Required task A: Reproduce the forum thread on splitting file reading across threads word for word, in full.

Quoted text:
○ ○ ○ ○ ○ ○ ○

Reputation: 13
My program reads text files line by line extracting specific types of words in every line (it's important in which line the word was found). What would be better, separate threads by files (each thread would be reading a different file) or separate them by lines (each thread would be reading a different line from the same file)?
Upvotes: 1
Views: 220
Reputation: 50063
As always in performance questions, you should probably try both and measure if feasible. But here is what my intuitions says:
If the files have similar size / take similar time to process, giving each thread their own file is probably best.
Many threads accessing one file is probably only worth it if the computation time dominates the file IO time.
But again, you should measure. Guessing about performance goes wrong often enough. As @Jerry Coffin points out, it is quite possible that neither will help you, but on the other hand, the files may already be pre-loaded into RAM, in which case this point may or may not apply (to full extend). Really, just try and see. This is a wide field and hard to predict.

○ ○ ○ ○ ○ ○ ○

Supplied records:
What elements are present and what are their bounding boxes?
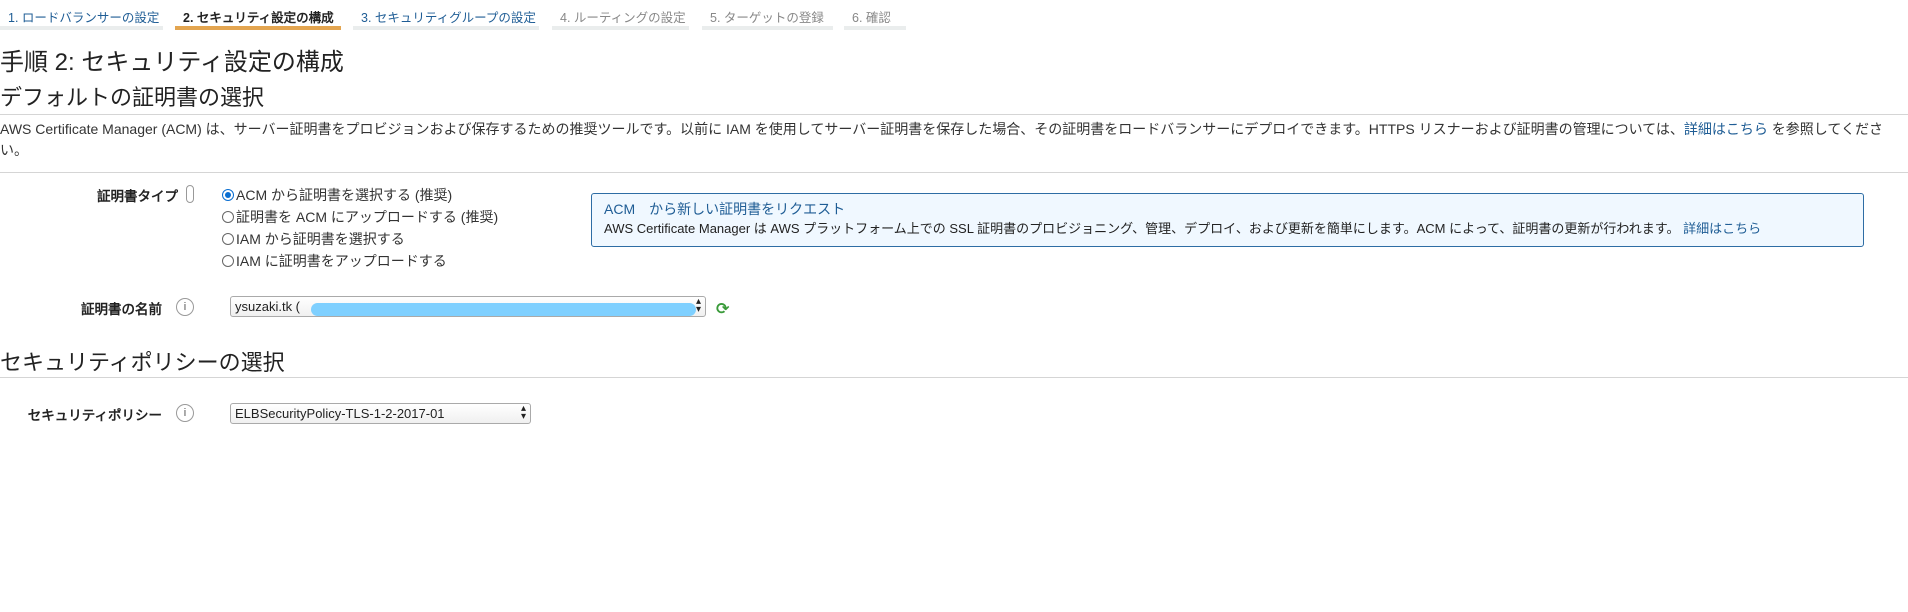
request-cert-link[interactable]: ACM から新しい証明書をリクエスト: [604, 199, 1851, 219]
select-value: ysuzaki.tk (: [235, 299, 301, 314]
radio-label: ACM から証明書を選択する (推奨): [236, 187, 453, 203]
tab-step-5: 5. ターゲットの登録: [702, 0, 833, 30]
radio-acm-upload[interactable]: 証明書を ACM にアップロードする (推奨): [222, 207, 498, 227]
page-title: 手順 2: セキュリティ設定の構成: [0, 49, 344, 76]
info-learn-more-link[interactable]: 詳細はこちら: [1683, 221, 1761, 236]
radio-button[interactable]: [222, 189, 234, 201]
redaction-mark: [311, 303, 696, 316]
refresh-icon[interactable]: ⟳: [716, 299, 729, 319]
tab-step-6: 6. 確認: [844, 0, 906, 30]
info-box-text: AWS Certificate Manager は AWS プラットフォーム上で…: [604, 219, 1851, 239]
radio-label: IAM から証明書を選択する: [236, 231, 405, 247]
desc-text: AWS Certificate Manager (ACM) は、サーバー証明書を…: [0, 121, 1684, 137]
info-icon[interactable]: i: [176, 404, 194, 422]
radio-acm-select[interactable]: ACM から証明書を選択する (推奨): [222, 185, 452, 205]
radio-button[interactable]: [222, 233, 234, 245]
tab-step-4: 4. ルーティングの設定: [552, 0, 689, 30]
tab-step-2[interactable]: 2. セキュリティ設定の構成: [175, 0, 341, 30]
info-text: AWS Certificate Manager は AWS プラットフォーム上で…: [604, 221, 1680, 236]
radio-label: 証明書を ACM にアップロードする (推奨): [236, 209, 499, 225]
cert-name-label: 証明書の名前: [81, 302, 162, 317]
cert-type-label: 証明書タイプ: [97, 189, 178, 204]
acm-request-info-box: ACM から新しい証明書をリクエスト AWS Certificate Manag…: [591, 193, 1864, 247]
divider: [0, 377, 1908, 378]
security-policy-select[interactable]: ELBSecurityPolicy-TLS-1-2-2017-01 ▴ ▾: [230, 403, 531, 424]
divider: [0, 114, 1908, 115]
info-icon[interactable]: [186, 185, 194, 203]
radio-iam-select[interactable]: IAM から証明書を選択する: [222, 229, 405, 249]
cert-description: AWS Certificate Manager (ACM) は、サーバー証明書を…: [0, 119, 1900, 161]
radio-button[interactable]: [222, 255, 234, 267]
info-icon[interactable]: i: [176, 298, 194, 316]
policy-section-heading: セキュリティポリシーの選択: [0, 350, 285, 375]
radio-button[interactable]: [222, 211, 234, 223]
learn-more-link[interactable]: 詳細はこちら: [1684, 121, 1768, 137]
tab-step-3[interactable]: 3. セキュリティグループの設定: [353, 0, 539, 30]
radio-iam-upload[interactable]: IAM に証明書をアップロードする: [222, 251, 447, 271]
security-policy-label: セキュリティポリシー: [27, 408, 162, 423]
divider: [0, 172, 1908, 173]
tab-step-1[interactable]: 1. ロードバランサーの設定: [0, 0, 163, 30]
cert-section-heading: デフォルトの証明書の選択: [0, 85, 265, 110]
select-value: ELBSecurityPolicy-TLS-1-2-2017-01: [235, 406, 445, 421]
chevron-updown-icon: ▴ ▾: [695, 296, 701, 315]
chevron-updown-icon: ▴ ▾: [520, 403, 526, 422]
radio-label: IAM に証明書をアップロードする: [236, 253, 447, 269]
cert-name-select[interactable]: ysuzaki.tk ( ▴ ▾: [230, 296, 706, 317]
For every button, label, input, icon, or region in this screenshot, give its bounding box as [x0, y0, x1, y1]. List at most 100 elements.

○ ○ ○ ○ ○ ○ ○

Required task B: From the entries, pull out each line that contains the string "にアップロードする", matching case exactly.

Complete answer A:
Reputation: 13
My program reads text files line by line extracting specific types of words in every line (it's important in which line the word was found). What would be better, separate threads by files (each thread would be reading a different file) or separate them by lines (each thread would be reading a different line from the same file)?
Upvotes: 1
Views: 220
Reputation: 50063
As always in performance questions, you should probably try both and measure if feasible. But here is what my intuitions says:
If the files have similar size / take similar time to process, giving each thread their own file is probably best.
Many threads accessing one file is probably only worth it if the computation time dominates the file IO time.
But again, you should measure. Guessing about performance goes wrong often enough. As @Jerry Coffin points out, it is quite possible that neither will help you, but on the other hand, the files may already be pre-loaded into RAM, in which case this point may or may not apply (to full extend). Really, just try and see. This is a wide field and hard to predict.

Complete answer B:
radio-acm-upload[interactable]: 証明書を ACM にアップロードする (推奨): [222, 207, 498, 227]
radio-label: 証明書を ACM にアップロードする (推奨): [236, 209, 499, 225]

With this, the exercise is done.